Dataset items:
++++

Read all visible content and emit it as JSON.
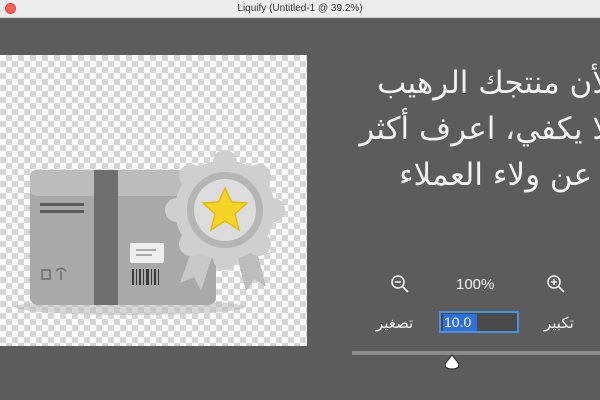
{
  "window": {
    "title": "Liquify (Untitled-1 @ 39.2%)"
  },
  "canvas": {
    "content": "box-with-award-ribbon",
    "ribbon_accent_color": "#f5d327"
  },
  "headline": {
    "lines": [
      "لأن منتجك الرهيب",
      "لا يكفي، اعرف أكثر",
      "عن ولاء العملاء"
    ]
  },
  "zoom": {
    "value": "100%",
    "zoom_out_icon": "magnifier-minus-icon",
    "zoom_in_icon": "magnifier-plus-icon"
  },
  "brush": {
    "size_value": "10.0",
    "shrink_label": "تصغير",
    "enlarge_label": "تكبير",
    "slider_level": 0.39
  }
}
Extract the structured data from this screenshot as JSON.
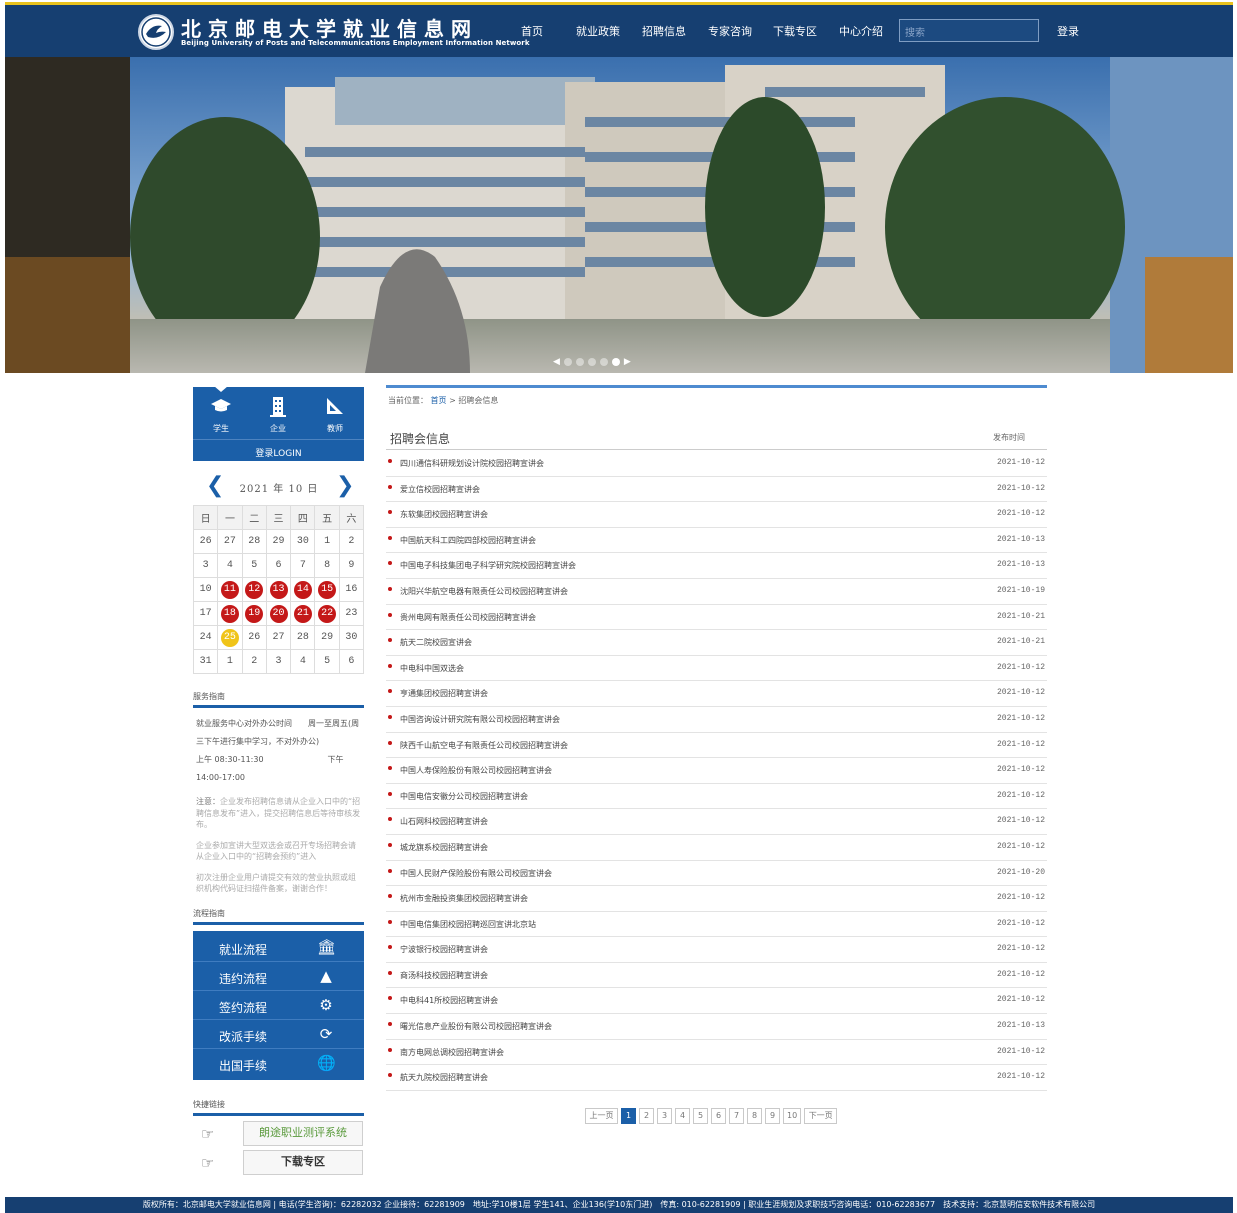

++++

**Do this:** Reproduce the records above exactly, leaving out every picture they contain.

**Written solution:**
Read all visible content and emit it as JSON.
{
  "window": {
    "title": "Liquify (Untitled-1 @ 39.2%)"
  },
  "canvas": {
    "content": "box-with-award-ribbon",
    "ribbon_accent_color": "#f5d327"
  },
  "headline": {
    "lines": [
      "لأن منتجك الرهيب",
      "لا يكفي، اعرف أكثر",
      "عن ولاء العملاء"
    ]
  },
  "zoom": {
    "value": "100%",
    "zoom_out_icon": "magnifier-minus-icon",
    "zoom_in_icon": "magnifier-plus-icon"
  },
  "brush": {
    "size_value": "10.0",
    "shrink_label": "تصغير",
    "enlarge_label": "تكبير",
    "slider_level": 0.39
  }
}
Extract the structured data from this screenshot as JSON.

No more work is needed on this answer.